#### [SHORT PROBLEM]
Copy out the material below in full, but not its images.

## start ITEMS

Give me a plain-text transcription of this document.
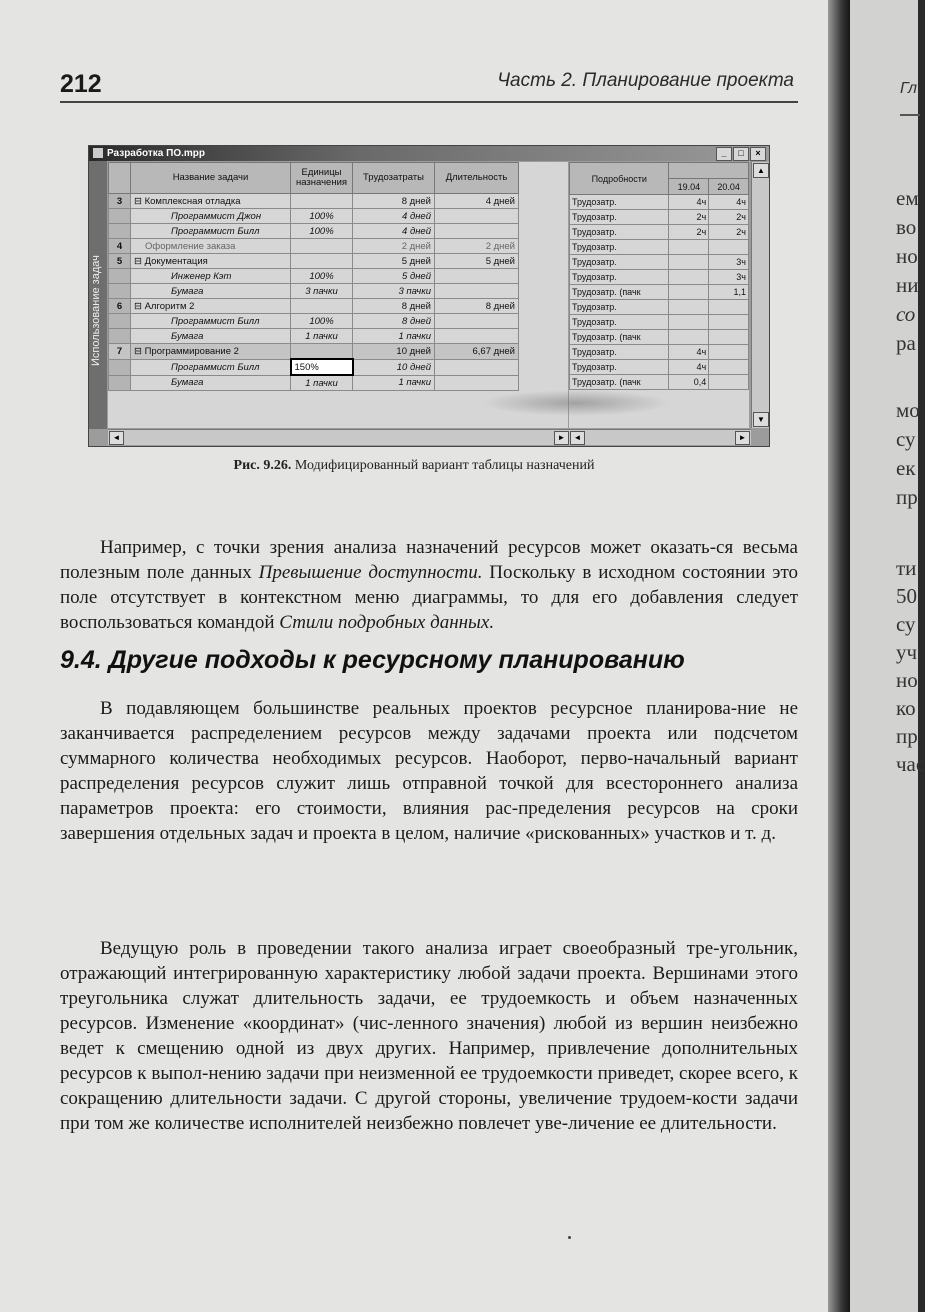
212	Часть 2. Планирование проекта
Разработка ПО.mpp	_	□	×
Использование задач
	Название задачи	Единицы назначения	Трудозатраты	Длительность
3	⊟ Комплексная отладка		8 дней	4 дней
	Программист Джон	100%	4 дней	
	Программист Билл	100%	4 дней	
4	Оформление заказа		2 дней	2 дней
5	⊟ Документация		5 дней	5 дней
	Инженер Кэт	100%	5 дней	
	Бумага	3 пачки	3 пачки	
6	⊟ Алгоритм 2		8 дней	8 дней
	Программист Билл	100%	8 дней	
	Бумага	1 пачки	1 пачки	
7	⊟ Программирование 2		10 дней	6,67 дней
	Программист Билл	150%	10 дней	
	Бумага	1 пачки	1 пачки	
Подробности		
	19.04	20.04
Трудозатр.	4ч	4ч
Трудозатр.	2ч	2ч
Трудозатр.	2ч	2ч
Трудозатр.		
Трудозатр.		3ч
Трудозатр.		3ч
Трудозатр. (пачк		1,1
Трудозатр.		
Трудозатр.		
Трудозатр. (пачк		
Трудозатр.	4ч	
Трудозатр.	4ч	
Трудозатр. (пачк	0,4	
▲
▼
◄	►	◄	►
Рис. 9.26. Модифицированный вариант таблицы назначений
Например, с точки зрения анализа назначений ресурсов может оказать-ся весьма полезным поле данных Превышение доступности. Поскольку в исходном состоянии это поле отсутствует в контекстном меню диаграммы, то для его добавления следует воспользоваться командой Стили подробных данных.
9.4. Другие подходы к ресурсному планированию
В подавляющем большинстве реальных проектов ресурсное планирова-ние не заканчивается распределением ресурсов между задачами проекта или подсчетом суммарного количества необходимых ресурсов. Наоборот, перво-начальный вариант распределения ресурсов служит лишь отправной точкой для всестороннего анализа параметров проекта: его стоимости, влияния рас-пределения ресурсов на сроки завершения отдельных задач и проекта в целом, наличие «рискованных» участков и т. д.
Ведущую роль в проведении такого анализа играет своеобразный тре-угольник, отражающий интегрированную характеристику любой задачи проекта. Вершинами этого треугольника служат длительность задачи, ее трудоемкость и объем назначенных ресурсов. Изменение «координат» (чис-ленного значения) любой из вершин неизбежно ведет к смещению одной из двух других. Например, привлечение дополнительных ресурсов к выпол-нению задачи при неизменной ее трудоемкости приведет, скорее всего, к сокращению длительности задачи. С другой стороны, увеличение трудоем-кости задачи при том же количестве исполнителей неизбежно повлечет уве-личение ее длительности.
Гл
ем
во
но
ни
со
ра
мо
су
ек
пр
ти
50
су
уч
но
ко
пр
час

## end ITEMS

#### [COMPLETED TASK]
Give me a plain-text transcription of this document.
212	Часть 2. Планирование проекта
Разработка ПО.mpp	_	□	×
Использование задач
	Название задачи	Единицы назначения	Трудозатраты	Длительность
3	⊟ Комплексная отладка		8 дней	4 дней
	Программист Джон	100%	4 дней	
	Программист Билл	100%	4 дней	
4	Оформление заказа		2 дней	2 дней
5	⊟ Документация		5 дней	5 дней
	Инженер Кэт	100%	5 дней	
	Бумага	3 пачки	3 пачки	
6	⊟ Алгоритм 2		8 дней	8 дней
	Программист Билл	100%	8 дней	
	Бумага	1 пачки	1 пачки	
7	⊟ Программирование 2		10 дней	6,67 дней
	Программист Билл	150%	10 дней	
	Бумага	1 пачки	1 пачки	
Подробности		
	19.04	20.04
Трудозатр.	4ч	4ч
Трудозатр.	2ч	2ч
Трудозатр.	2ч	2ч
Трудозатр.		
Трудозатр.		3ч
Трудозатр.		3ч
Трудозатр. (пачк		1,1
Трудозатр.		
Трудозатр.		
Трудозатр. (пачк		
Трудозатр.	4ч	
Трудозатр.	4ч	
Трудозатр. (пачк	0,4	
▲
▼
◄	►	◄	►
Рис. 9.26. Модифицированный вариант таблицы назначений
Например, с точки зрения анализа назначений ресурсов может оказать-ся весьма полезным поле данных Превышение доступности. Поскольку в исходном состоянии это поле отсутствует в контекстном меню диаграммы, то для его добавления следует воспользоваться командой Стили подробных данных.
9.4. Другие подходы к ресурсному планированию
В подавляющем большинстве реальных проектов ресурсное планирова-ние не заканчивается распределением ресурсов между задачами проекта или подсчетом суммарного количества необходимых ресурсов. Наоборот, перво-начальный вариант распределения ресурсов служит лишь отправной точкой для всестороннего анализа параметров проекта: его стоимости, влияния рас-пределения ресурсов на сроки завершения отдельных задач и проекта в целом, наличие «рискованных» участков и т. д.
Ведущую роль в проведении такого анализа играет своеобразный тре-угольник, отражающий интегрированную характеристику любой задачи проекта. Вершинами этого треугольника служат длительность задачи, ее трудоемкость и объем назначенных ресурсов. Изменение «координат» (чис-ленного значения) любой из вершин неизбежно ведет к смещению одной из двух других. Например, привлечение дополнительных ресурсов к выпол-нению задачи при неизменной ее трудоемкости приведет, скорее всего, к сокращению длительности задачи. С другой стороны, увеличение трудоем-кости задачи при том же количестве исполнителей неизбежно повлечет уве-личение ее длительности.
Гл
ем
во
но
ни
со
ра
мо
су
ек
пр
ти
50
су
уч
но
ко
пр
час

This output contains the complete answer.